What the exercise asks.
Search the material below for the word "ylabel" and copy every line in which it occurs.

* Start Dataset excerpts *

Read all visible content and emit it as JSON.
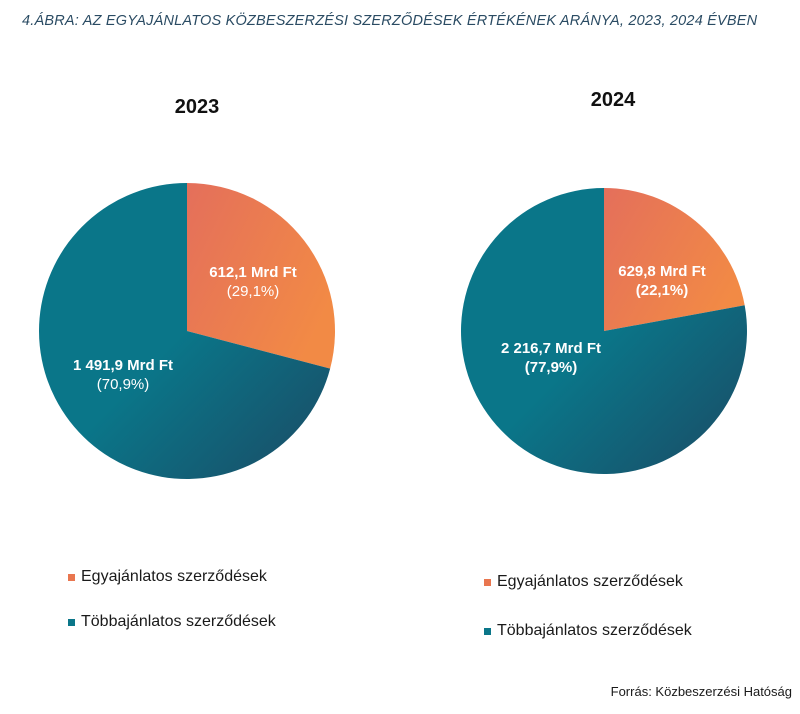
{
  "figure_title": "4.ÁBRA: AZ EGYAJÁNLATOS KÖZBESZERZÉSI SZERZŐDÉSEK ÉRTÉKÉNEK ARÁNYA, 2023, 2024 ÉVBEN",
  "source": "Forrás: Közbeszerzési Hatóság",
  "colors": {
    "single_bid_light": "#e46f5b",
    "single_bid_dark": "#f28a45",
    "multi_bid": "#0a7689",
    "multi_bid_dark": "#1b4a64"
  },
  "chart_data": [
    {
      "type": "pie",
      "title": "2023",
      "unit": "Mrd Ft",
      "slices": [
        {
          "name": "Egyajánlatos szerződések",
          "value": 612.1,
          "percent": 29.1,
          "value_label": "612,1 Mrd Ft",
          "percent_label": "(29,1%)"
        },
        {
          "name": "Többajánlatos szerződések",
          "value": 1491.9,
          "percent": 70.9,
          "value_label": "1 491,9 Mrd Ft",
          "percent_label": "(70,9%)"
        }
      ],
      "legend": [
        "Egyajánlatos szerződések",
        "Többajánlatos szerződések"
      ]
    },
    {
      "type": "pie",
      "title": "2024",
      "unit": "Mrd Ft",
      "slices": [
        {
          "name": "Egyajánlatos szerződések",
          "value": 629.8,
          "percent": 22.1,
          "value_label": "629,8 Mrd Ft",
          "percent_label": "(22,1%)"
        },
        {
          "name": "Többajánlatos szerződések",
          "value": 2216.7,
          "percent": 77.9,
          "value_label": "2 216,7 Mrd Ft",
          "percent_label": "(77,9%)"
        }
      ],
      "legend": [
        "Egyajánlatos szerződések",
        "Többajánlatos szerződések"
      ]
    }
  ]
}
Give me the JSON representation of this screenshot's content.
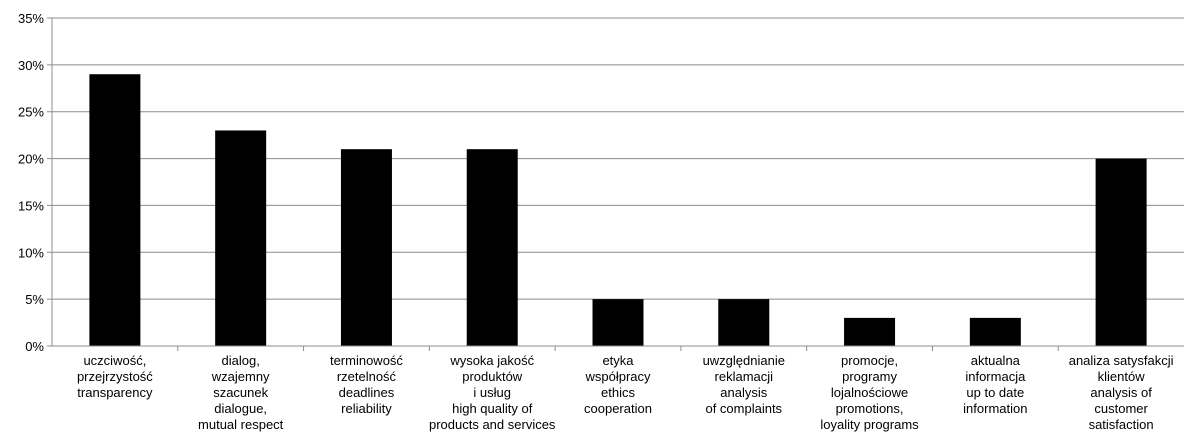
{
  "chart_data": {
    "type": "bar",
    "title": "",
    "xlabel": "",
    "ylabel": "",
    "ylim": [
      0,
      35
    ],
    "yticks": [
      "0%",
      "5%",
      "10%",
      "15%",
      "20%",
      "25%",
      "30%",
      "35%"
    ],
    "grid": true,
    "bar_color": "#000000",
    "categories": [
      [
        "uczciwość,",
        "przejrzystość",
        "transparency"
      ],
      [
        "dialog,",
        "wzajemny",
        "szacunek",
        "dialogue,",
        "mutual respect"
      ],
      [
        "terminowość",
        "rzetelność",
        "deadlines",
        "reliability"
      ],
      [
        "wysoka jakość",
        "produktów",
        "i usług",
        "high quality of",
        "products and services"
      ],
      [
        "etyka",
        "współpracy",
        "ethics",
        "cooperation"
      ],
      [
        "uwzględnianie",
        "reklamacji",
        "analysis",
        "of complaints"
      ],
      [
        "promocje,",
        "programy",
        "lojalnościowe",
        "promotions,",
        "loyality programs"
      ],
      [
        "aktualna",
        "informacja",
        "up to date",
        "information"
      ],
      [
        "analiza satysfakcji",
        "klientów",
        "analysis of",
        "customer",
        "satisfaction"
      ]
    ],
    "values": [
      29,
      23,
      21,
      21,
      5,
      5,
      3,
      3,
      20
    ]
  }
}
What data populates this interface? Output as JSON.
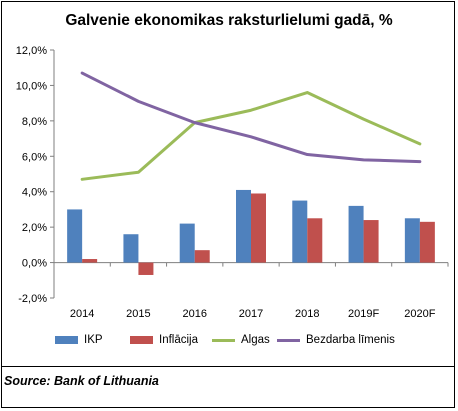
{
  "chart_data": {
    "type": "bar",
    "title": "Galvenie ekonomikas raksturlielumi gadā, %",
    "categories": [
      "2014",
      "2015",
      "2016",
      "2017",
      "2018",
      "2019F",
      "2020F"
    ],
    "y_ticks": [
      "12,0%",
      "10,0%",
      "8,0%",
      "6,0%",
      "4,0%",
      "2,0%",
      "0,0%",
      "-2,0%"
    ],
    "ylim": [
      -2,
      12
    ],
    "grid": false,
    "legend_position": "bottom",
    "series": [
      {
        "name": "IKP",
        "kind": "bar",
        "color": "#4f81bd",
        "values": [
          3.0,
          1.6,
          2.2,
          4.1,
          3.5,
          3.2,
          2.5
        ]
      },
      {
        "name": "Inflācija",
        "kind": "bar",
        "color": "#c0504d",
        "values": [
          0.2,
          -0.7,
          0.7,
          3.9,
          2.5,
          2.4,
          2.3
        ]
      },
      {
        "name": "Algas",
        "kind": "line",
        "color": "#9bbb59",
        "values": [
          4.7,
          5.1,
          7.9,
          8.6,
          9.6,
          8.1,
          6.7
        ]
      },
      {
        "name": "Bezdarba līmenis",
        "kind": "line",
        "color": "#8064a2",
        "values": [
          10.7,
          9.1,
          7.9,
          7.1,
          6.1,
          5.8,
          5.7
        ]
      }
    ]
  },
  "source": "Source: Bank of Lithuania"
}
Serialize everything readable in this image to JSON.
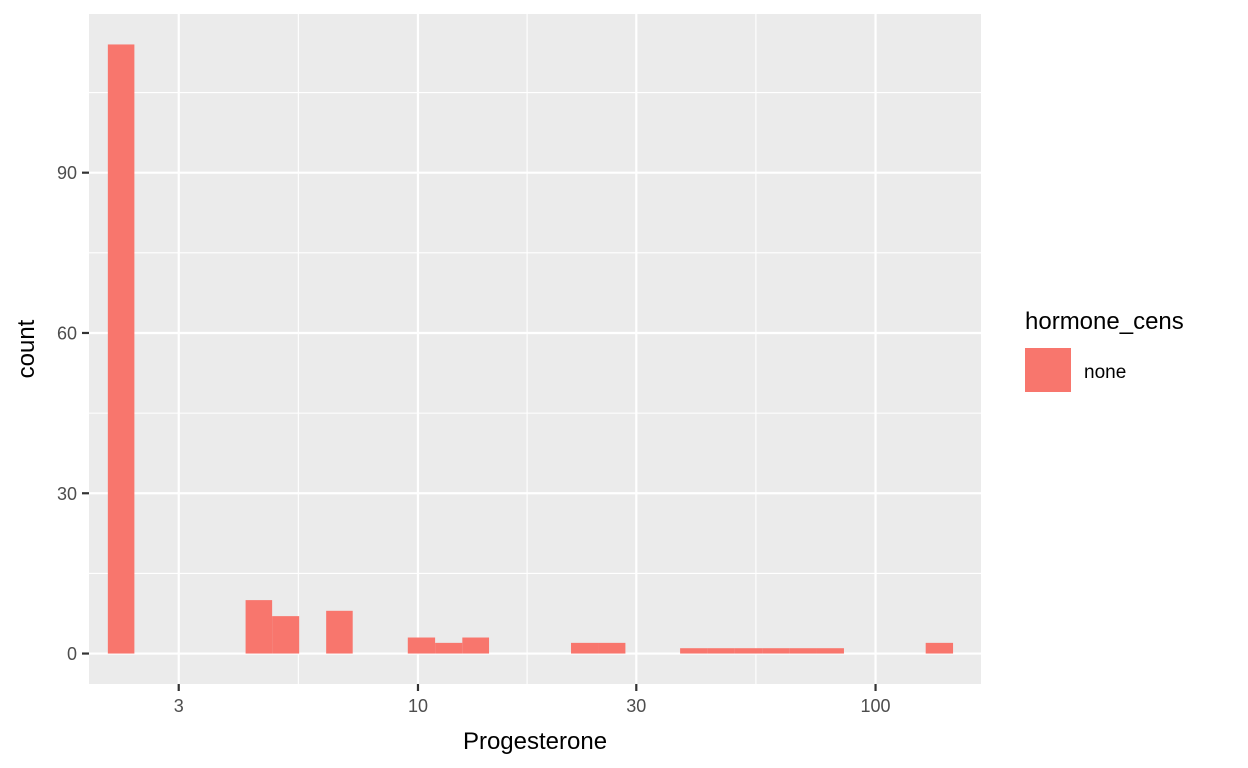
{
  "chart_data": {
    "type": "bar",
    "title": "",
    "xlabel": "Progesterone",
    "ylabel": "count",
    "x_scale": "log10",
    "x_ticks": [
      3,
      10,
      30,
      100
    ],
    "x_tick_labels": [
      "3",
      "10",
      "30",
      "100"
    ],
    "y_ticks": [
      0,
      30,
      60,
      90
    ],
    "y_tick_labels": [
      "0",
      "30",
      "60",
      "90"
    ],
    "xlim": [
      1.91,
      170
    ],
    "ylim": [
      -5.7,
      119.7
    ],
    "grid": true,
    "legend": {
      "title": "hormone_cens",
      "position": "right",
      "entries": [
        {
          "label": "none",
          "color": "#F8766D"
        }
      ]
    },
    "series": [
      {
        "name": "none",
        "color": "#F8766D",
        "bins": [
          {
            "x_start": 2.1,
            "x_end": 2.4,
            "count": 114
          },
          {
            "x_start": 4.2,
            "x_end": 4.8,
            "count": 10
          },
          {
            "x_start": 4.8,
            "x_end": 5.5,
            "count": 7
          },
          {
            "x_start": 6.3,
            "x_end": 7.2,
            "count": 8
          },
          {
            "x_start": 9.5,
            "x_end": 10.9,
            "count": 3
          },
          {
            "x_start": 10.9,
            "x_end": 12.5,
            "count": 2
          },
          {
            "x_start": 12.5,
            "x_end": 14.3,
            "count": 3
          },
          {
            "x_start": 21.6,
            "x_end": 24.8,
            "count": 2
          },
          {
            "x_start": 24.8,
            "x_end": 28.4,
            "count": 2
          },
          {
            "x_start": 37.4,
            "x_end": 42.9,
            "count": 1
          },
          {
            "x_start": 42.9,
            "x_end": 49.2,
            "count": 1
          },
          {
            "x_start": 49.2,
            "x_end": 56.5,
            "count": 1
          },
          {
            "x_start": 56.5,
            "x_end": 64.8,
            "count": 1
          },
          {
            "x_start": 64.8,
            "x_end": 74.3,
            "count": 1
          },
          {
            "x_start": 74.3,
            "x_end": 85.3,
            "count": 1
          },
          {
            "x_start": 128.7,
            "x_end": 147.7,
            "count": 2
          }
        ]
      }
    ],
    "colors": {
      "panel_background": "#EBEBEB",
      "grid_major": "#FFFFFF",
      "bar_fill": "#F8766D"
    }
  }
}
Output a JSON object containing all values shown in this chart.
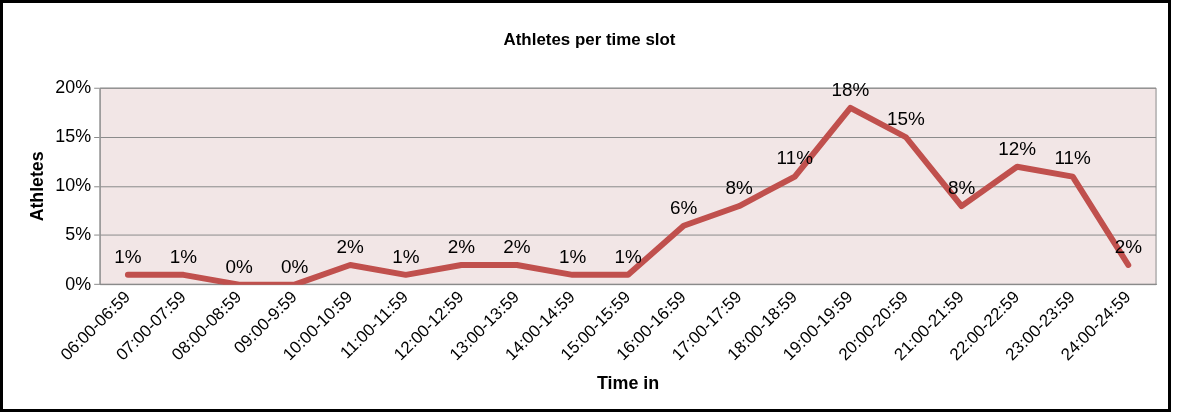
{
  "chart_data": {
    "type": "line",
    "title": "Athletes per time slot",
    "xlabel": "Time in",
    "ylabel": "Athletes",
    "categories": [
      "06:00-06:59",
      "07:00-07:59",
      "08:00-08:59",
      "09:00-9:59",
      "10:00-10:59",
      "11:00-11:59",
      "12:00-12:59",
      "13:00-13:59",
      "14:00-14:59",
      "15:00-15:59",
      "16:00-16:59",
      "17:00-17:59",
      "18:00-18:59",
      "19:00-19:59",
      "20:00-20:59",
      "21:00-21:59",
      "22:00-22:59",
      "23:00-23:59",
      "24:00-24:59"
    ],
    "series": [
      {
        "color": "#c0504d",
        "values": [
          1,
          1,
          0,
          0,
          2,
          1,
          2,
          2,
          1,
          1,
          6,
          8,
          11,
          18,
          15,
          8,
          12,
          11,
          2
        ],
        "value_labels": [
          "1%",
          "1%",
          "0%",
          "0%",
          "2%",
          "1%",
          "2%",
          "2%",
          "1%",
          "1%",
          "6%",
          "8%",
          "11%",
          "18%",
          "15%",
          "8%",
          "12%",
          "11%",
          "2%"
        ]
      }
    ],
    "ylim": [
      0,
      20
    ],
    "yticks": [
      {
        "value": 0,
        "label": "0%"
      },
      {
        "value": 5,
        "label": "5%"
      },
      {
        "value": 10,
        "label": "10%"
      },
      {
        "value": 15,
        "label": "15%"
      },
      {
        "value": 20,
        "label": "20%"
      }
    ],
    "grid": "y",
    "legend": false,
    "marker": "none",
    "line_style": "solid"
  }
}
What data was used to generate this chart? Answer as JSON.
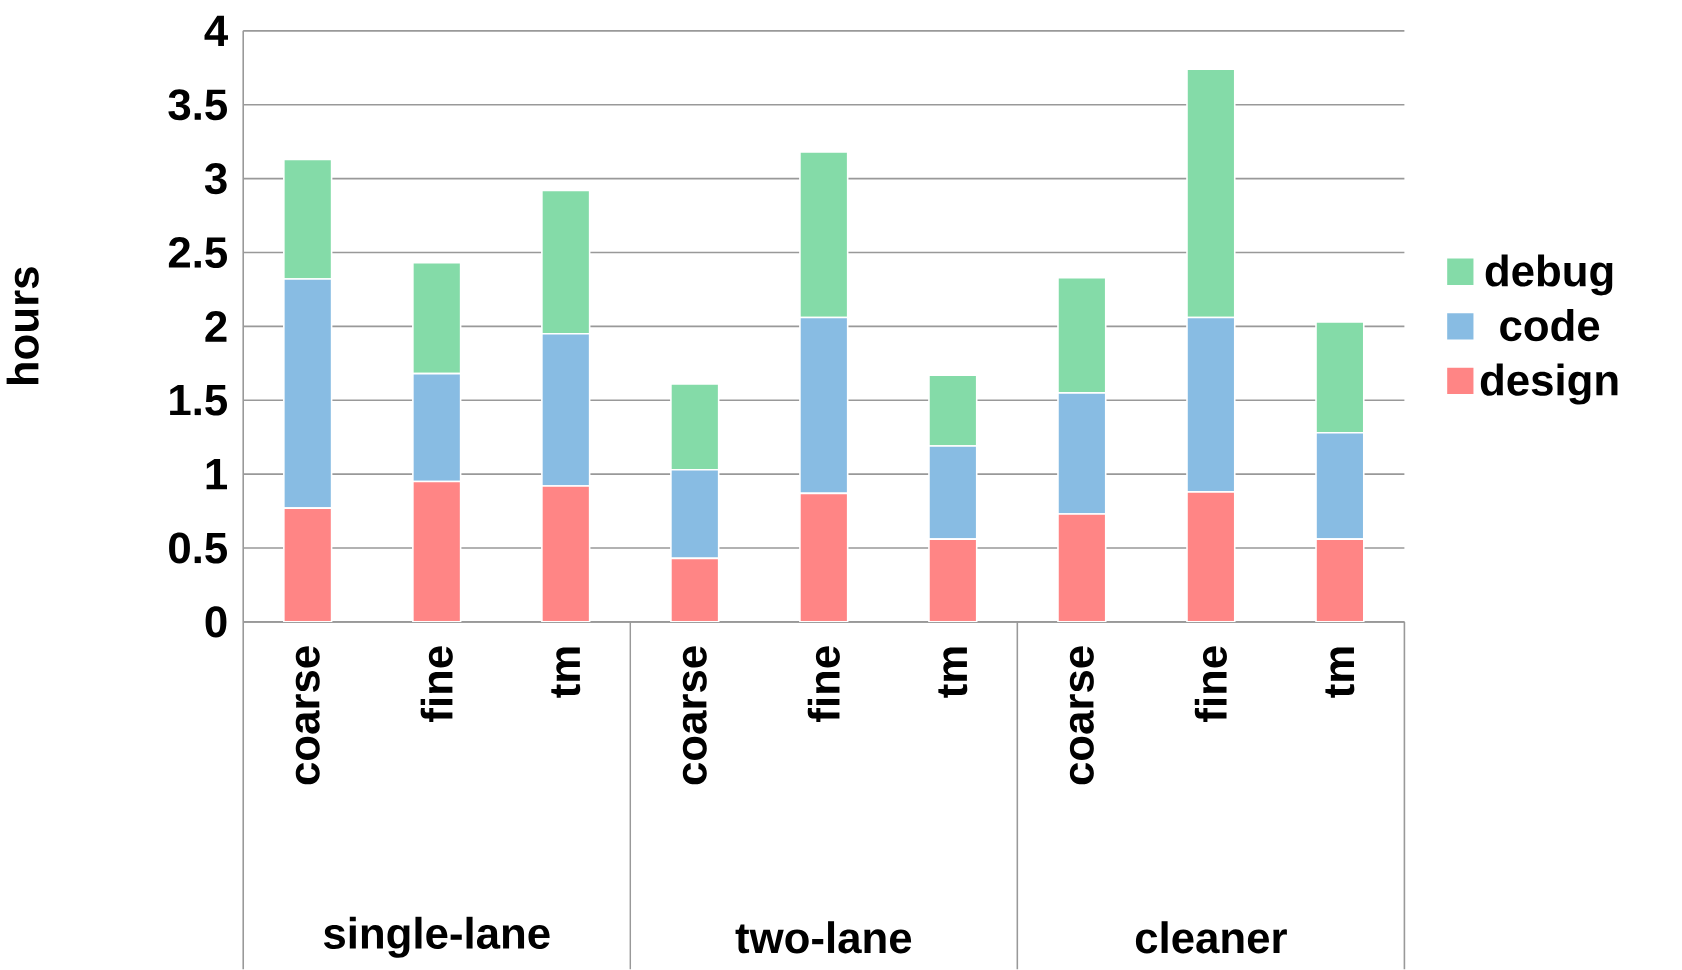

* End Dataset excerpts *

Full answer.
    "ylabel": "",
    "ylabel": "count",
    "ylabel": "Athletes",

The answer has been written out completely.